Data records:
— BEGIN —

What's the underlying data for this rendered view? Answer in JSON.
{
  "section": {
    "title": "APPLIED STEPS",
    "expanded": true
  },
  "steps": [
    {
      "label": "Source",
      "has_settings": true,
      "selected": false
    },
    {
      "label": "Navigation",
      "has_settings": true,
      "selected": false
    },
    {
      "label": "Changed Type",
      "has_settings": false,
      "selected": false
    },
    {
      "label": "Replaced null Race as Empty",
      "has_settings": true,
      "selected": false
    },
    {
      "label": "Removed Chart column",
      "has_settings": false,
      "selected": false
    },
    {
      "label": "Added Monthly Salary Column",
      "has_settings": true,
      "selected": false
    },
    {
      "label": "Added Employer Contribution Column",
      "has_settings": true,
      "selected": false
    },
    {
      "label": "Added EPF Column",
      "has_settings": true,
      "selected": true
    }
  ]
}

— END —

REQUIRED WORK:
The records above are to be repeated exactly, in their entirety.

SOLUTION TO THIS TASK:
What's the underlying data for this rendered view? Answer in JSON.
{
  "section": {
    "title": "APPLIED STEPS",
    "expanded": true
  },
  "steps": [
    {
      "label": "Source",
      "has_settings": true,
      "selected": false
    },
    {
      "label": "Navigation",
      "has_settings": true,
      "selected": false
    },
    {
      "label": "Changed Type",
      "has_settings": false,
      "selected": false
    },
    {
      "label": "Replaced null Race as Empty",
      "has_settings": true,
      "selected": false
    },
    {
      "label": "Removed Chart column",
      "has_settings": false,
      "selected": false
    },
    {
      "label": "Added Monthly Salary Column",
      "has_settings": true,
      "selected": false
    },
    {
      "label": "Added Employer Contribution Column",
      "has_settings": true,
      "selected": false
    },
    {
      "label": "Added EPF Column",
      "has_settings": true,
      "selected": true
    }
  ]
}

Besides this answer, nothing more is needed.